Below are the records. Restate word for word every line from the one that contains "Read out every word on this page." through the final line, both included.

○ ○ ○ ○

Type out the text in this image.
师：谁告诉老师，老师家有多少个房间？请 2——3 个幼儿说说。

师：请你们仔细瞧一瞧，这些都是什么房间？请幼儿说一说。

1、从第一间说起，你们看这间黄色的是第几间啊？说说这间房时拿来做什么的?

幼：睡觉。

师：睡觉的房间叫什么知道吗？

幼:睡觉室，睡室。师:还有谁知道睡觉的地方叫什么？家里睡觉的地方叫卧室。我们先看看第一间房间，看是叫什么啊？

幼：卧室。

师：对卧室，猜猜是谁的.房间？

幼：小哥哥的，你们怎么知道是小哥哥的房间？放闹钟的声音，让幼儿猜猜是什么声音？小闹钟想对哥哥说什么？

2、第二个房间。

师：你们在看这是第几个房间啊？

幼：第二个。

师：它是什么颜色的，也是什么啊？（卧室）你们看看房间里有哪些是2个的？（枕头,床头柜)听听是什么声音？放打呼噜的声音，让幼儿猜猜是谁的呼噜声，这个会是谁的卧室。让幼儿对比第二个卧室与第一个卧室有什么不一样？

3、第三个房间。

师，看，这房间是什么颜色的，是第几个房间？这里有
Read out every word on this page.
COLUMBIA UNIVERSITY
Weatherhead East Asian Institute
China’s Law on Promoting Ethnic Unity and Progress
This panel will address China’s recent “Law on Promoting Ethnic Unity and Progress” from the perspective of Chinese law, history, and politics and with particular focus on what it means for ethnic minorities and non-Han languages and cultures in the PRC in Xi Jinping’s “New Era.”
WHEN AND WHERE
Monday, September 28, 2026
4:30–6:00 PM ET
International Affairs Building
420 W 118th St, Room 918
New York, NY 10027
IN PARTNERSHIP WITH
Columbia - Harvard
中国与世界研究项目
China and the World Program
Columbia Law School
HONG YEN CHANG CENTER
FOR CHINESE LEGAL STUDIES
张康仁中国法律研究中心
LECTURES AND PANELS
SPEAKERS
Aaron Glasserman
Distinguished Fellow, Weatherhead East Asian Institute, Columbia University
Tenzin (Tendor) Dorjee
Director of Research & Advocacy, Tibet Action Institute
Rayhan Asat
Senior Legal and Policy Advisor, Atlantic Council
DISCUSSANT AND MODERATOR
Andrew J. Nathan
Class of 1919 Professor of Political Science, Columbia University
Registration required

○ ○ ○ ○

• **Reply**
Read out every word on this page.
COLUMBIA UNIVERSITY
Weatherhead East Asian Institute
China’s Law on Promoting Ethnic Unity and Progress
This panel will address China’s recent “Law on Promoting Ethnic Unity and Progress” from the perspective of Chinese law, history, and politics and with particular focus on what it means for ethnic minorities and non-Han languages and cultures in the PRC in Xi Jinping’s “New Era.”
WHEN AND WHERE
Monday, September 28, 2026
4:30–6:00 PM ET
International Affairs Building
420 W 118th St, Room 918
New York, NY 10027
IN PARTNERSHIP WITH
Columbia - Harvard
中国与世界研究项目
China and the World Program
Columbia Law School
HONG YEN CHANG CENTER
FOR CHINESE LEGAL STUDIES
张康仁中国法律研究中心
LECTURES AND PANELS
SPEAKERS
Aaron Glasserman
Distinguished Fellow, Weatherhead East Asian Institute, Columbia University
Tenzin (Tendor) Dorjee
Director of Research & Advocacy, Tibet Action Institute
Rayhan Asat
Senior Legal and Policy Advisor, Atlantic Council
DISCUSSANT AND MODERATOR
Andrew J. Nathan
Class of 1919 Professor of Political Science, Columbia University
Registration required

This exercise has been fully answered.